→ **Records to use**
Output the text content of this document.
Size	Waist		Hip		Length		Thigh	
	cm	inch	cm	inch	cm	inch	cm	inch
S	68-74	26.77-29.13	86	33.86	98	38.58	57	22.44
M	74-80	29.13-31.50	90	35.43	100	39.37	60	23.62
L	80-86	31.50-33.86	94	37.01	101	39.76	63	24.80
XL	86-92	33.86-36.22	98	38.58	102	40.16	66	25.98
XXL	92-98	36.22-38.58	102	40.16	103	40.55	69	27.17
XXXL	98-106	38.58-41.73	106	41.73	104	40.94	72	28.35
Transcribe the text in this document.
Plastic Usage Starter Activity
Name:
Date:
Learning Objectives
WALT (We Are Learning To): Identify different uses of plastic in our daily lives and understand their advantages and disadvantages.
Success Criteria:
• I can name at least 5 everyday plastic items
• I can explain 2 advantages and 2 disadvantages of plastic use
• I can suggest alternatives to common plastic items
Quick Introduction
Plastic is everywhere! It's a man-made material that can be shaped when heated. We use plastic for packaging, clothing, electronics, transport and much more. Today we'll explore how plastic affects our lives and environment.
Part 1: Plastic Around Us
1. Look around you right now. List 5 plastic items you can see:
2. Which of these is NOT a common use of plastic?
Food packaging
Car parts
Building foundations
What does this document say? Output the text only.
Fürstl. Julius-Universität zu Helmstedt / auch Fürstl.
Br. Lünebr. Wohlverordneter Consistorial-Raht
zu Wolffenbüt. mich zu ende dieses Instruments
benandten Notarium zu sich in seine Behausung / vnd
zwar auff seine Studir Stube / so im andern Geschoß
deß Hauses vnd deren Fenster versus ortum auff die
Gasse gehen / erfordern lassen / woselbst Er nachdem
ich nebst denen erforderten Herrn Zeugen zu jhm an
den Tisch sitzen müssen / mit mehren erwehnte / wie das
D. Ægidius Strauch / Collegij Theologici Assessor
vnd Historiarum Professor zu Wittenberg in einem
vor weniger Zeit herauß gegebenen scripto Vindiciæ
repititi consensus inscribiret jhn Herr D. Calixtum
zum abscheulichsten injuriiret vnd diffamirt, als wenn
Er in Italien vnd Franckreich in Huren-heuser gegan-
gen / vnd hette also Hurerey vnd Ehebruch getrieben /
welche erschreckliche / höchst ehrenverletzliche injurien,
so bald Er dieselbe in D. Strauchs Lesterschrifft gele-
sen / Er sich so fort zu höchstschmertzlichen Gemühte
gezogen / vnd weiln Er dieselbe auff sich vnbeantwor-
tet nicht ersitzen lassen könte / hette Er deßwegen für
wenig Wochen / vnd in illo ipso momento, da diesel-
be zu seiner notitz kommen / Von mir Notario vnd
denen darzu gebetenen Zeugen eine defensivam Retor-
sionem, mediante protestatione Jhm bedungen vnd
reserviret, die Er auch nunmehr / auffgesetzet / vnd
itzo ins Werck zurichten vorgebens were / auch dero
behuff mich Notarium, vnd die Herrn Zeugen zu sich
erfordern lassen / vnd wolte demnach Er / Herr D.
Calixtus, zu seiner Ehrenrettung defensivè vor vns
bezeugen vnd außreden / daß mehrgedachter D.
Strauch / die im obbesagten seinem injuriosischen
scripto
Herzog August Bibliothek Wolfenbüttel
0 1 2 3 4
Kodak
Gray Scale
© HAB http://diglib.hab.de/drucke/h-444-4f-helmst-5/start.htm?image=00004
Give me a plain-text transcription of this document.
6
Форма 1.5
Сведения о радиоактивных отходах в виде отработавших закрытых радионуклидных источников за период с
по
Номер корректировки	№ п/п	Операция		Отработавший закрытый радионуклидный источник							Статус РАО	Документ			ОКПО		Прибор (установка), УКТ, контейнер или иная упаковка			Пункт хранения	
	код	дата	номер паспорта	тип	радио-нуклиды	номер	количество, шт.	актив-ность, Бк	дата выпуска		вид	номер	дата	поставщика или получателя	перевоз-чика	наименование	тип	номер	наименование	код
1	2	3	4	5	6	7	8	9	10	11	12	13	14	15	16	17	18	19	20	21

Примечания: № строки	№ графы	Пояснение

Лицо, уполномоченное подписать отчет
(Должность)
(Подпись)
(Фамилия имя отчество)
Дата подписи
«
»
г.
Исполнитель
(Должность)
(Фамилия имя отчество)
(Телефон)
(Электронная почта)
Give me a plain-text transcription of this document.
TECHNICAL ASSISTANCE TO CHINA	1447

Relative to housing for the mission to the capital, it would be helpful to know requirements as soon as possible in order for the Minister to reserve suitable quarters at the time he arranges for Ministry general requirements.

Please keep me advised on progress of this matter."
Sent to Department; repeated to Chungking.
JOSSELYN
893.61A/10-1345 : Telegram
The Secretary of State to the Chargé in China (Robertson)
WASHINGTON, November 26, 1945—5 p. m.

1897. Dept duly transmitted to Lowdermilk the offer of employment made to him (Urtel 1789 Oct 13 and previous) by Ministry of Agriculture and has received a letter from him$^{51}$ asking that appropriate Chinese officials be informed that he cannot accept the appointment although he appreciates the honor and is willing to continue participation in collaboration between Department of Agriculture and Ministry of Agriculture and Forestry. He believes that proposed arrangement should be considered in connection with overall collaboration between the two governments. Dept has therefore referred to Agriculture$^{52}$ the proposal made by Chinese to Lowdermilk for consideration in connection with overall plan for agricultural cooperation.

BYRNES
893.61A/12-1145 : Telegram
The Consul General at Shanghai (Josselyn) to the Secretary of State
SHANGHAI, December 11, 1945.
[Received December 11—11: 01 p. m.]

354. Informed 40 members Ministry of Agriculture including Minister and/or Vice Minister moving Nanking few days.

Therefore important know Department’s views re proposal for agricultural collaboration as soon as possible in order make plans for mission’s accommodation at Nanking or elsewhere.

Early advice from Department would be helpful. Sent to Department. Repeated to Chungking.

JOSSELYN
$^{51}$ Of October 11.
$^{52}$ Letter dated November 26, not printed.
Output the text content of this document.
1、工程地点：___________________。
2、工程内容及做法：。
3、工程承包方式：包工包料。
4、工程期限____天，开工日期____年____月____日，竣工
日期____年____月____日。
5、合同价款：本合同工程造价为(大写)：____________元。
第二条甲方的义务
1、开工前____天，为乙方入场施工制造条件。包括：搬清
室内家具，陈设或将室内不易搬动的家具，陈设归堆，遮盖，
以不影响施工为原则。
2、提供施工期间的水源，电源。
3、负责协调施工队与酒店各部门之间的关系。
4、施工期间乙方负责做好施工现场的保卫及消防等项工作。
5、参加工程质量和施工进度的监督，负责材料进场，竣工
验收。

→ **Set problem**
Exact copies of all the records are required.

→ **Solution for this task**
Output the text content of this document.
Size	Waist		Hip		Length		Thigh	
	cm	inch	cm	inch	cm	inch	cm	inch
S	68-74	26.77-29.13	86	33.86	98	38.58	57	22.44
M	74-80	29.13-31.50	90	35.43	100	39.37	60	23.62
L	80-86	31.50-33.86	94	37.01	101	39.76	63	24.80
XL	86-92	33.86-36.22	98	38.58	102	40.16	66	25.98
XXL	92-98	36.22-38.58	102	40.16	103	40.55	69	27.17
XXXL	98-106	38.58-41.73	106	41.73	104	40.94	72	28.35
Transcribe the text in this document.
Plastic Usage Starter Activity
Name:
Date:
Learning Objectives
WALT (We Are Learning To): Identify different uses of plastic in our daily lives and understand their advantages and disadvantages.
Success Criteria:
• I can name at least 5 everyday plastic items
• I can explain 2 advantages and 2 disadvantages of plastic use
• I can suggest alternatives to common plastic items
Quick Introduction
Plastic is everywhere! It's a man-made material that can be shaped when heated. We use plastic for packaging, clothing, electronics, transport and much more. Today we'll explore how plastic affects our lives and environment.
Part 1: Plastic Around Us
1. Look around you right now. List 5 plastic items you can see:
2. Which of these is NOT a common use of plastic?
Food packaging
Car parts
Building foundations
What does this document say? Output the text only.
Fürstl. Julius-Universität zu Helmstedt / auch Fürstl.
Br. Lünebr. Wohlverordneter Consistorial-Raht
zu Wolffenbüt. mich zu ende dieses Instruments
benandten Notarium zu sich in seine Behausung / vnd
zwar auff seine Studir Stube / so im andern Geschoß
deß Hauses vnd deren Fenster versus ortum auff die
Gasse gehen / erfordern lassen / woselbst Er nachdem
ich nebst denen erforderten Herrn Zeugen zu jhm an
den Tisch sitzen müssen / mit mehren erwehnte / wie das
D. Ægidius Strauch / Collegij Theologici Assessor
vnd Historiarum Professor zu Wittenberg in einem
vor weniger Zeit herauß gegebenen scripto Vindiciæ
repititi consensus inscribiret jhn Herr D. Calixtum
zum abscheulichsten injuriiret vnd diffamirt, als wenn
Er in Italien vnd Franckreich in Huren-heuser gegan-
gen / vnd hette also Hurerey vnd Ehebruch getrieben /
welche erschreckliche / höchst ehrenverletzliche injurien,
so bald Er dieselbe in D. Strauchs Lesterschrifft gele-
sen / Er sich so fort zu höchstschmertzlichen Gemühte
gezogen / vnd weiln Er dieselbe auff sich vnbeantwor-
tet nicht ersitzen lassen könte / hette Er deßwegen für
wenig Wochen / vnd in illo ipso momento, da diesel-
be zu seiner notitz kommen / Von mir Notario vnd
denen darzu gebetenen Zeugen eine defensivam Retor-
sionem, mediante protestatione Jhm bedungen vnd
reserviret, die Er auch nunmehr / auffgesetzet / vnd
itzo ins Werck zurichten vorgebens were / auch dero
behuff mich Notarium, vnd die Herrn Zeugen zu sich
erfordern lassen / vnd wolte demnach Er / Herr D.
Calixtus, zu seiner Ehrenrettung defensivè vor vns
bezeugen vnd außreden / daß mehrgedachter D.
Strauch / die im obbesagten seinem injuriosischen
scripto
Herzog August Bibliothek Wolfenbüttel
0 1 2 3 4
Kodak
Gray Scale
© HAB http://diglib.hab.de/drucke/h-444-4f-helmst-5/start.htm?image=00004
Give me a plain-text transcription of this document.
6
Форма 1.5
Сведения о радиоактивных отходах в виде отработавших закрытых радионуклидных источников за период с
по
Номер корректировки	№ п/п	Операция		Отработавший закрытый радионуклидный источник							Статус РАО	Документ			ОКПО		Прибор (установка), УКТ, контейнер или иная упаковка			Пункт хранения	
	код	дата	номер паспорта	тип	радио-нуклиды	номер	количество, шт.	актив-ность, Бк	дата выпуска		вид	номер	дата	поставщика или получателя	перевоз-чика	наименование	тип	номер	наименование	код
1	2	3	4	5	6	7	8	9	10	11	12	13	14	15	16	17	18	19	20	21

Примечания: № строки	№ графы	Пояснение

Лицо, уполномоченное подписать отчет
(Должность)
(Подпись)
(Фамилия имя отчество)
Дата подписи
«
»
г.
Исполнитель
(Должность)
(Фамилия имя отчество)
(Телефон)
(Электронная почта)
Give me a plain-text transcription of this document.
TECHNICAL ASSISTANCE TO CHINA	1447

Relative to housing for the mission to the capital, it would be helpful to know requirements as soon as possible in order for the Minister to reserve suitable quarters at the time he arranges for Ministry general requirements.

Please keep me advised on progress of this matter."
Sent to Department; repeated to Chungking.
JOSSELYN
893.61A/10-1345 : Telegram
The Secretary of State to the Chargé in China (Robertson)
WASHINGTON, November 26, 1945—5 p. m.

1897. Dept duly transmitted to Lowdermilk the offer of employment made to him (Urtel 1789 Oct 13 and previous) by Ministry of Agriculture and has received a letter from him$^{51}$ asking that appropriate Chinese officials be informed that he cannot accept the appointment although he appreciates the honor and is willing to continue participation in collaboration between Department of Agriculture and Ministry of Agriculture and Forestry. He believes that proposed arrangement should be considered in connection with overall collaboration between the two governments. Dept has therefore referred to Agriculture$^{52}$ the proposal made by Chinese to Lowdermilk for consideration in connection with overall plan for agricultural cooperation.

BYRNES
893.61A/12-1145 : Telegram
The Consul General at Shanghai (Josselyn) to the Secretary of State
SHANGHAI, December 11, 1945.
[Received December 11—11: 01 p. m.]

354. Informed 40 members Ministry of Agriculture including Minister and/or Vice Minister moving Nanking few days.

Therefore important know Department’s views re proposal for agricultural collaboration as soon as possible in order make plans for mission’s accommodation at Nanking or elsewhere.

Early advice from Department would be helpful. Sent to Department. Repeated to Chungking.

JOSSELYN
$^{51}$ Of October 11.
$^{52}$ Letter dated November 26, not printed.
Output the text content of this document.
1、工程地点：___________________。
2、工程内容及做法：。
3、工程承包方式：包工包料。
4、工程期限____天，开工日期____年____月____日，竣工
日期____年____月____日。
5、合同价款：本合同工程造价为(大写)：____________元。
第二条甲方的义务
1、开工前____天，为乙方入场施工制造条件。包括：搬清
室内家具，陈设或将室内不易搬动的家具，陈设归堆，遮盖，
以不影响施工为原则。
2、提供施工期间的水源，电源。
3、负责协调施工队与酒店各部门之间的关系。
4、施工期间乙方负责做好施工现场的保卫及消防等项工作。
5、参加工程质量和施工进度的监督，负责材料进场，竣工
验收。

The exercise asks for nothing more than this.